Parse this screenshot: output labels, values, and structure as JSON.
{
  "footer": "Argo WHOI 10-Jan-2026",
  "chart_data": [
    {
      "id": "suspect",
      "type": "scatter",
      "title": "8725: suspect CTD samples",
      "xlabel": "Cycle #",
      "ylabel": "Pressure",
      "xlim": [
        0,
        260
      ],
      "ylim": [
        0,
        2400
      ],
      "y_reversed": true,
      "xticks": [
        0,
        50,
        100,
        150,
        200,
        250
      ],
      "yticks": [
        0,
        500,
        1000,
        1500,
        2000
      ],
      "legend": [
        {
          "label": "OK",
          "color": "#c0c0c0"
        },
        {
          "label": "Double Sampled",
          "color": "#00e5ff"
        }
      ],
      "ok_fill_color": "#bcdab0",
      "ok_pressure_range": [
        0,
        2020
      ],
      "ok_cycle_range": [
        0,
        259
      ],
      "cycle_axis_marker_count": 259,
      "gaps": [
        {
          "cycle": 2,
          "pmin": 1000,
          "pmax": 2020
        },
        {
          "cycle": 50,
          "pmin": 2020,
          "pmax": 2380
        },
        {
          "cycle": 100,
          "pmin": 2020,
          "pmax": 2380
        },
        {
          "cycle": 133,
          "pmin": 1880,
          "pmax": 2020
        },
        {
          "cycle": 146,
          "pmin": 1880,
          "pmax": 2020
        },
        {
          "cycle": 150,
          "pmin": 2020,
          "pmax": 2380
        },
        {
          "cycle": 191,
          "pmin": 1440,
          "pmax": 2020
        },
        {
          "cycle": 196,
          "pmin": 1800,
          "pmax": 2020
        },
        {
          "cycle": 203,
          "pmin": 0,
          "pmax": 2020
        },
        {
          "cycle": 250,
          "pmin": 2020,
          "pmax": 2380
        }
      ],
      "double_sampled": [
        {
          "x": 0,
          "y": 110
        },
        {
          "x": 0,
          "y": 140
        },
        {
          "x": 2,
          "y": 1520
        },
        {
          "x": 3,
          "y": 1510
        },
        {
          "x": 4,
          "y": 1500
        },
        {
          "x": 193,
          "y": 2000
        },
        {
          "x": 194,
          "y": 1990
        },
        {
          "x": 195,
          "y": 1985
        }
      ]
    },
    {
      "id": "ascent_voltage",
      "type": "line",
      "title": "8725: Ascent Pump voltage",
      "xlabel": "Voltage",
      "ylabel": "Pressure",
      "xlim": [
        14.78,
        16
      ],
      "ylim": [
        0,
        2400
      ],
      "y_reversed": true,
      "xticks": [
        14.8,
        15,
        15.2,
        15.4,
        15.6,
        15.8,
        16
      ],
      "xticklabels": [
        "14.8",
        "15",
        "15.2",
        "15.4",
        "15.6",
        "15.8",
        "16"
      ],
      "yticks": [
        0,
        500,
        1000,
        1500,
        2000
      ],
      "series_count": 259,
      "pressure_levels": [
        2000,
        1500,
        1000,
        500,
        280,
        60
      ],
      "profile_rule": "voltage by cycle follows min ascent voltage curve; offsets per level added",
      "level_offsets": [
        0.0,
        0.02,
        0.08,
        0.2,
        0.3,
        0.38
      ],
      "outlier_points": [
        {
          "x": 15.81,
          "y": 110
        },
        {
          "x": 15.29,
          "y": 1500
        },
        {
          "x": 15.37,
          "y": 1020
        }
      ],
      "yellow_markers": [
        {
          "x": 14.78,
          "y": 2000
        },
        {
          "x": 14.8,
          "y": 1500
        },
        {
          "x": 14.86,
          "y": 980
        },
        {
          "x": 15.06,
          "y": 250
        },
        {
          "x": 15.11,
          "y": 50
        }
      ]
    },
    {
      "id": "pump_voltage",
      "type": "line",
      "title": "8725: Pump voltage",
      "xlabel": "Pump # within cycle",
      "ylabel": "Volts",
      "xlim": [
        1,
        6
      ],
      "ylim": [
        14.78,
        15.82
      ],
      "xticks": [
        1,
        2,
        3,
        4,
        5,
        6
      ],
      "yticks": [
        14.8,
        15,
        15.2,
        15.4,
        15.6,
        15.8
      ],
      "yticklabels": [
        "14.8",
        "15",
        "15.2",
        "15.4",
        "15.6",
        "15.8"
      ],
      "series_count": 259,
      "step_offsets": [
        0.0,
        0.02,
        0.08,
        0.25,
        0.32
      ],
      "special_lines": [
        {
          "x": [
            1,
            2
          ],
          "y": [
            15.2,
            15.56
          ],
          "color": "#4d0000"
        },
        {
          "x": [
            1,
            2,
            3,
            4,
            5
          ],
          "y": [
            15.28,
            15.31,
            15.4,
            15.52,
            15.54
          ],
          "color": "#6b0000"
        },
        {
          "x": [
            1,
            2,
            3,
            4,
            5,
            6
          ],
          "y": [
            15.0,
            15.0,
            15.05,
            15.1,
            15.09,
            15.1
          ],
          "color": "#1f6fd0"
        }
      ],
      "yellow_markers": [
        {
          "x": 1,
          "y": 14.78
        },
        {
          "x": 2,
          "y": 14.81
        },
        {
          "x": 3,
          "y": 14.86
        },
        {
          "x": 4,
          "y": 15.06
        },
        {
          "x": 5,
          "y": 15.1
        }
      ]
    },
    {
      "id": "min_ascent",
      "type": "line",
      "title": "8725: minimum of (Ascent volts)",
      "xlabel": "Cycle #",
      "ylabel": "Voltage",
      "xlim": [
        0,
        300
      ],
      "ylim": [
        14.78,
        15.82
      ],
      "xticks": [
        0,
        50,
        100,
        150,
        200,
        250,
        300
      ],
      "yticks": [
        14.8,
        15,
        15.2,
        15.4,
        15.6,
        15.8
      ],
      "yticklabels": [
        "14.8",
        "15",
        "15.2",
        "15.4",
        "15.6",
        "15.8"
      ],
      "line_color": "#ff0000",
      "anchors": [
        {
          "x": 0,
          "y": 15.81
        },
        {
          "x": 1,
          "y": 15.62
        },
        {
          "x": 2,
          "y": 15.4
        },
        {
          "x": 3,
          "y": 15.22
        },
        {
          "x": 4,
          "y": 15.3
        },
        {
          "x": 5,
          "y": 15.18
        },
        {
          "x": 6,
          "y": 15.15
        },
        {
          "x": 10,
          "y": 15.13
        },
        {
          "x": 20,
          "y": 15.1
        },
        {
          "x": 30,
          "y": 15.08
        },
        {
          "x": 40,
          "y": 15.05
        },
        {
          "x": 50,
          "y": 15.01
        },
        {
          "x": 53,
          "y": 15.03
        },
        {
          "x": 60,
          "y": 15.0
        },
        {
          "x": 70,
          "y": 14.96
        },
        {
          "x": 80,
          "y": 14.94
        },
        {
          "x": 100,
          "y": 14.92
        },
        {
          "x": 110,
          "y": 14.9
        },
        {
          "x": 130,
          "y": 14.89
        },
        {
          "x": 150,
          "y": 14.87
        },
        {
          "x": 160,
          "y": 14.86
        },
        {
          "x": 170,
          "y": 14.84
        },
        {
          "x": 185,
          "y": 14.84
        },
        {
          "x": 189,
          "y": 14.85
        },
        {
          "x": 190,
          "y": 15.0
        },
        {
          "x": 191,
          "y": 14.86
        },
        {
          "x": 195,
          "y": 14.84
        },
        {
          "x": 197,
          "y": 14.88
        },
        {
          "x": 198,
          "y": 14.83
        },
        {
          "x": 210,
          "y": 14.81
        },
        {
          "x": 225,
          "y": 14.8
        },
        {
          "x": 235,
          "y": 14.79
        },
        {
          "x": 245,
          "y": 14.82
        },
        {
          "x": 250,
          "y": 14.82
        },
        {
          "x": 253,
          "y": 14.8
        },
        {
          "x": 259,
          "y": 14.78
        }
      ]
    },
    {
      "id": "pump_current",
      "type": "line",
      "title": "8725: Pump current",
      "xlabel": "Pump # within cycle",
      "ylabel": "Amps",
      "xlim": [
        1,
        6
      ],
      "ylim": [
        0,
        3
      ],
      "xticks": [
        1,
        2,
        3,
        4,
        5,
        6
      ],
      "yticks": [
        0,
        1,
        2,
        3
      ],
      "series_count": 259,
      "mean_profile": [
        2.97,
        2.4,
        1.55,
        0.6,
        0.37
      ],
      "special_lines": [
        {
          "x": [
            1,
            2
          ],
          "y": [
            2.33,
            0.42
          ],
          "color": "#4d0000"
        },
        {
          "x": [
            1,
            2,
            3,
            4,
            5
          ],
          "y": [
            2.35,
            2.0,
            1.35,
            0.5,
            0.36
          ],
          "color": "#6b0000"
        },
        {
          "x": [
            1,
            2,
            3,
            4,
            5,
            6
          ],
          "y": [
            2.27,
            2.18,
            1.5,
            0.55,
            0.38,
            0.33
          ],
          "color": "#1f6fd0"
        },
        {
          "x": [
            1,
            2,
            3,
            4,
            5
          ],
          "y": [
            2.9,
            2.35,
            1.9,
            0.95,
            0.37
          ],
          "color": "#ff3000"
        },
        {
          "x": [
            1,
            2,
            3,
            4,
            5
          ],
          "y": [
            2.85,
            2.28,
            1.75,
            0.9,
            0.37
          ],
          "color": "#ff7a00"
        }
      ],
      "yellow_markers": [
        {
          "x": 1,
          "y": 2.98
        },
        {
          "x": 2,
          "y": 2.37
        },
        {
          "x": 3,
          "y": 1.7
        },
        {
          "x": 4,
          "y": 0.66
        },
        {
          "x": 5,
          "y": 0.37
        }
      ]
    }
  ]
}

**AIM OF THE TASK**
All lines that include "suspect" are to be gathered and copied.

**RESPONSE**
      "id": "suspect",
      "title": "8725: suspect CTD samples",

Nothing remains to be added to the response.